WORK INSTRUCTIONS – With the pictures omitted, write out the entries that follow exactly as they stand.

(Saved entries)
━━━━

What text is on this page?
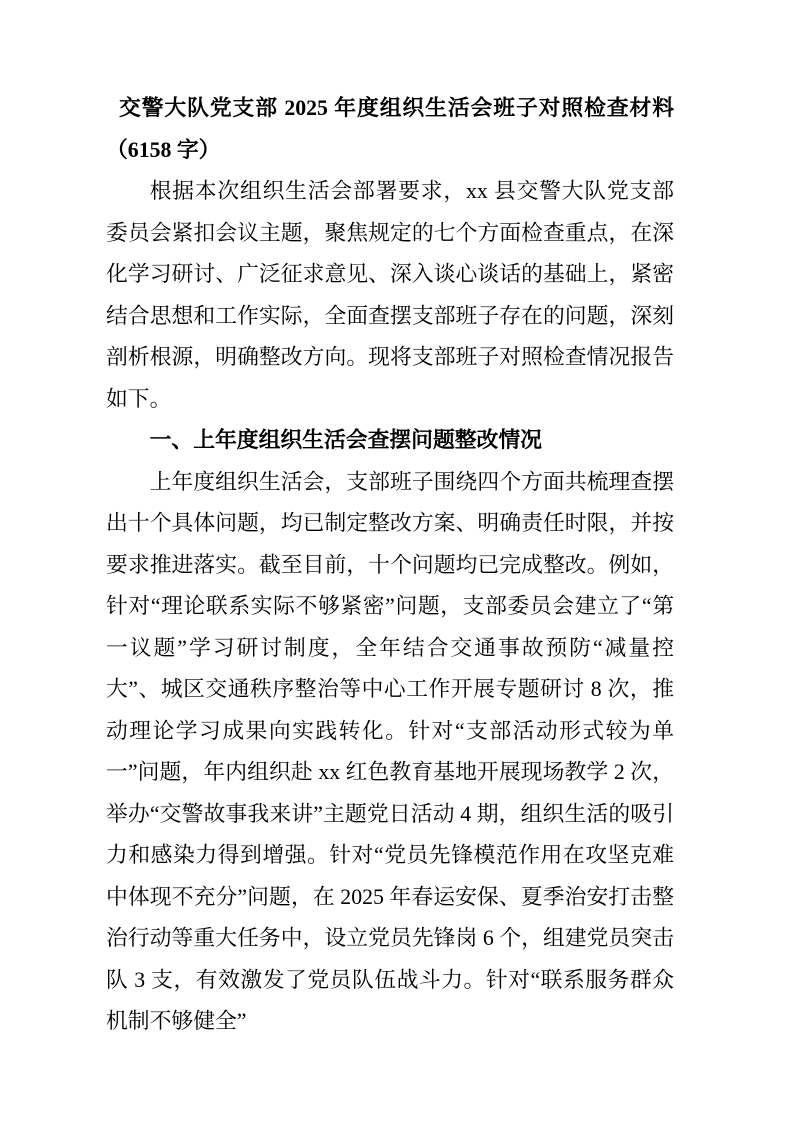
交警大队党支部 2025 年度组织生活会班子对照检查材料（6158 字）

根据本次组织生活会部署要求，xx 县交警大队党支部委员会紧扣会议主题，聚焦规定的七个方面检查重点，在深化学习研讨、广泛征求意见、深入谈心谈话的基础上，紧密结合思想和工作实际，全面查摆支部班子存在的问题，深刻剖析根源，明确整改方向。现将支部班子对照检查情况报告如下。

一、上年度组织生活会查摆问题整改情况

上年度组织生活会，支部班子围绕四个方面共梳理查摆出十个具体问题，均已制定整改方案、明确责任时限，并按要求推进落实。截至目前，十个问题均已完成整改。例如，针对“理论联系实际不够紧密”问题，支部委员会建立了“第一议题”学习研讨制度，全年结合交通事故预防“减量控大”、城区交通秩序整治等中心工作开展专题研讨 8 次，推动理论学习成果向实践转化。针对“支部活动形式较为单一”问题，年内组织赴 xx 红色教育基地开展现场教学 2 次，举办“交警故事我来讲”主题党日活动 4 期，组织生活的吸引力和感染力得到增强。针对“党员先锋模范作用在攻坚克难中体现不充分”问题，在 2025 年春运安保、夏季治安打击整治行动等重大任务中，设立党员先锋岗 6 个，组建党员突击队 3 支，有效激发了党员队伍战斗力。针对“联系服务群众机制不够健全”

━━━━

SOLUTION FOR THIS TASK –
What text is on this page?
交警大队党支部 2025 年度组织生活会班子对照检查材料（6158 字）

根据本次组织生活会部署要求，xx 县交警大队党支部委员会紧扣会议主题，聚焦规定的七个方面检查重点，在深化学习研讨、广泛征求意见、深入谈心谈话的基础上，紧密结合思想和工作实际，全面查摆支部班子存在的问题，深刻剖析根源，明确整改方向。现将支部班子对照检查情况报告如下。

一、上年度组织生活会查摆问题整改情况

上年度组织生活会，支部班子围绕四个方面共梳理查摆出十个具体问题，均已制定整改方案、明确责任时限，并按要求推进落实。截至目前，十个问题均已完成整改。例如，针对“理论联系实际不够紧密”问题，支部委员会建立了“第一议题”学习研讨制度，全年结合交通事故预防“减量控大”、城区交通秩序整治等中心工作开展专题研讨 8 次，推动理论学习成果向实践转化。针对“支部活动形式较为单一”问题，年内组织赴 xx 红色教育基地开展现场教学 2 次，举办“交警故事我来讲”主题党日活动 4 期，组织生活的吸引力和感染力得到增强。针对“党员先锋模范作用在攻坚克难中体现不充分”问题，在 2025 年春运安保、夏季治安打击整治行动等重大任务中，设立党员先锋岗 6 个，组建党员突击队 3 支，有效激发了党员队伍战斗力。针对“联系服务群众机制不够健全”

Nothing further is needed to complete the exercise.